## Given problem:
In the entries that follow, find the word "JSON" and report each line it is on.
>>>
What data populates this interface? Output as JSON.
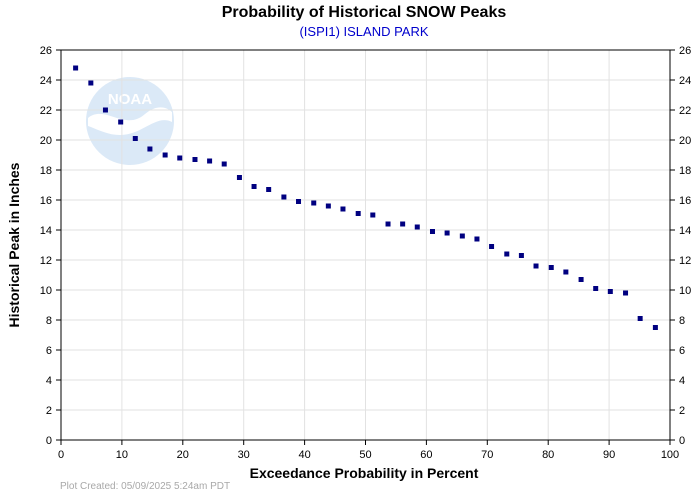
{
  "colors": {
    "subtitle": "#0000cc",
    "marker": "#000080",
    "grid": "#e2e2e2",
    "logo_fill": "#dbe9f7",
    "logo_text": "#ffffff"
  },
  "logo": {
    "text": "NOAA"
  },
  "footer": {
    "text": "Plot Created:  05/09/2025 5:24am PDT"
  },
  "chart_data": {
    "type": "scatter",
    "title": "Probability of Historical SNOW Peaks",
    "subtitle": "(ISPI1) ISLAND PARK",
    "xlabel": "Exceedance Probability in Percent",
    "ylabel": "Historical Peak in Inches",
    "xlim": [
      0,
      100
    ],
    "ylim": [
      0,
      26
    ],
    "xticks": [
      0,
      10,
      20,
      30,
      40,
      50,
      60,
      70,
      80,
      90,
      100
    ],
    "yticks": [
      0,
      2,
      4,
      6,
      8,
      10,
      12,
      14,
      16,
      18,
      20,
      22,
      24,
      26
    ],
    "grid": true,
    "right_axis_mirrored": true,
    "points": [
      {
        "x": 2.4,
        "y": 24.8
      },
      {
        "x": 4.9,
        "y": 23.8
      },
      {
        "x": 7.3,
        "y": 22.0
      },
      {
        "x": 9.8,
        "y": 21.2
      },
      {
        "x": 12.2,
        "y": 20.1
      },
      {
        "x": 14.6,
        "y": 19.4
      },
      {
        "x": 17.1,
        "y": 19.0
      },
      {
        "x": 19.5,
        "y": 18.8
      },
      {
        "x": 22.0,
        "y": 18.7
      },
      {
        "x": 24.4,
        "y": 18.6
      },
      {
        "x": 26.8,
        "y": 18.4
      },
      {
        "x": 29.3,
        "y": 17.5
      },
      {
        "x": 31.7,
        "y": 16.9
      },
      {
        "x": 34.1,
        "y": 16.7
      },
      {
        "x": 36.6,
        "y": 16.2
      },
      {
        "x": 39.0,
        "y": 15.9
      },
      {
        "x": 41.5,
        "y": 15.8
      },
      {
        "x": 43.9,
        "y": 15.6
      },
      {
        "x": 46.3,
        "y": 15.4
      },
      {
        "x": 48.8,
        "y": 15.1
      },
      {
        "x": 51.2,
        "y": 15.0
      },
      {
        "x": 53.7,
        "y": 14.4
      },
      {
        "x": 56.1,
        "y": 14.4
      },
      {
        "x": 58.5,
        "y": 14.2
      },
      {
        "x": 61.0,
        "y": 13.9
      },
      {
        "x": 63.4,
        "y": 13.8
      },
      {
        "x": 65.9,
        "y": 13.6
      },
      {
        "x": 68.3,
        "y": 13.4
      },
      {
        "x": 70.7,
        "y": 12.9
      },
      {
        "x": 73.2,
        "y": 12.4
      },
      {
        "x": 75.6,
        "y": 12.3
      },
      {
        "x": 78.0,
        "y": 11.6
      },
      {
        "x": 80.5,
        "y": 11.5
      },
      {
        "x": 82.9,
        "y": 11.2
      },
      {
        "x": 85.4,
        "y": 10.7
      },
      {
        "x": 87.8,
        "y": 10.1
      },
      {
        "x": 90.2,
        "y": 9.9
      },
      {
        "x": 92.7,
        "y": 9.8
      },
      {
        "x": 95.1,
        "y": 8.1
      },
      {
        "x": 97.6,
        "y": 7.5
      }
    ]
  }
}
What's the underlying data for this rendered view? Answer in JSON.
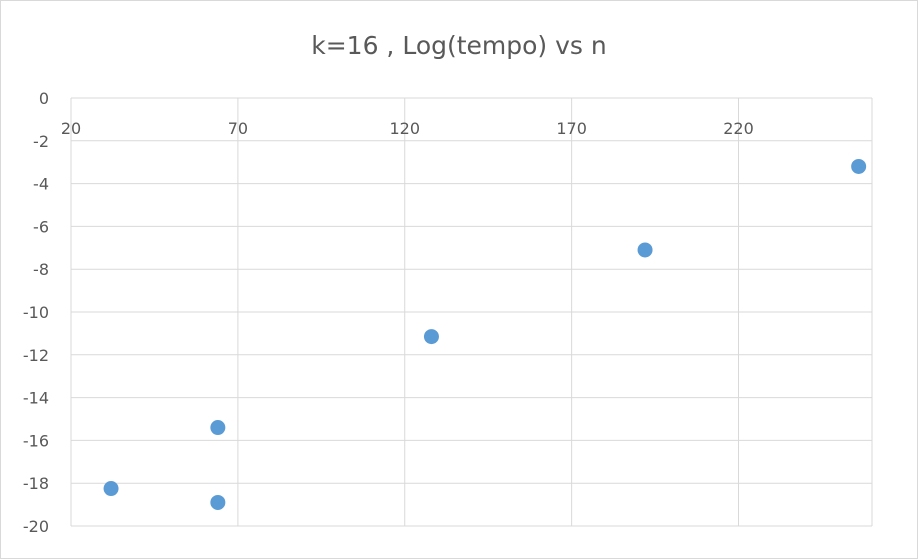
{
  "chart_data": {
    "type": "scatter",
    "title": "k=16 , Log(tempo) vs n",
    "xlabel": "",
    "ylabel": "",
    "xlim": [
      20,
      260
    ],
    "ylim": [
      -20,
      0
    ],
    "x_ticks": [
      20,
      70,
      120,
      170,
      220
    ],
    "y_ticks": [
      0,
      -2,
      -4,
      -6,
      -8,
      -10,
      -12,
      -14,
      -16,
      -18,
      -20
    ],
    "grid": true,
    "x_axis_position": "top",
    "legend": "none",
    "marker_color": "#5b9bd5",
    "gridline_color": "#d9d9d9",
    "text_color": "#595959",
    "points": [
      {
        "x": 32,
        "y": -18.25
      },
      {
        "x": 64,
        "y": -15.4
      },
      {
        "x": 64,
        "y": -18.9
      },
      {
        "x": 128,
        "y": -11.15
      },
      {
        "x": 192,
        "y": -7.1
      },
      {
        "x": 256,
        "y": -3.2
      }
    ]
  }
}
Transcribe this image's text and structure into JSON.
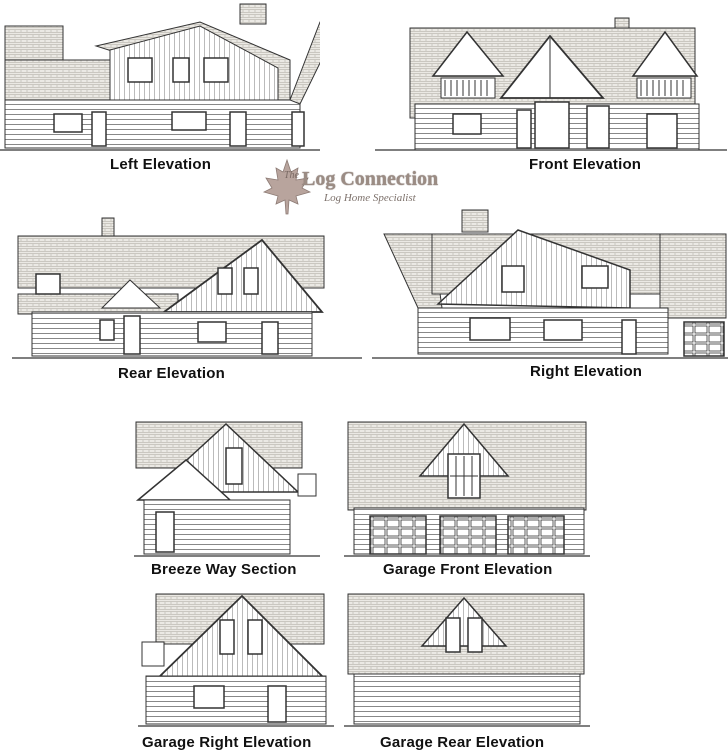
{
  "elevations": {
    "left": "Left Elevation",
    "front": "Front Elevation",
    "rear": "Rear Elevation",
    "right": "Right Elevation",
    "breezeway": "Breeze Way Section",
    "garage_front": "Garage Front Elevation",
    "garage_right": "Garage Right Elevation",
    "garage_rear": "Garage Rear Elevation"
  },
  "logo": {
    "the": "The",
    "name": "Log Connection",
    "tagline": "Log Home Specialist",
    "leaf_color": "#a3908a"
  },
  "colors": {
    "line": "#333333",
    "roof": "#e9e7e2",
    "wall": "#ffffff",
    "leaf": "#b8a49d"
  }
}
<<<
## Written answer:
What data populates this interface? Output as JSON.
What's the underlying data for this rendered view? Answer in JSON.
Transcribe this image's text and structure into JSON.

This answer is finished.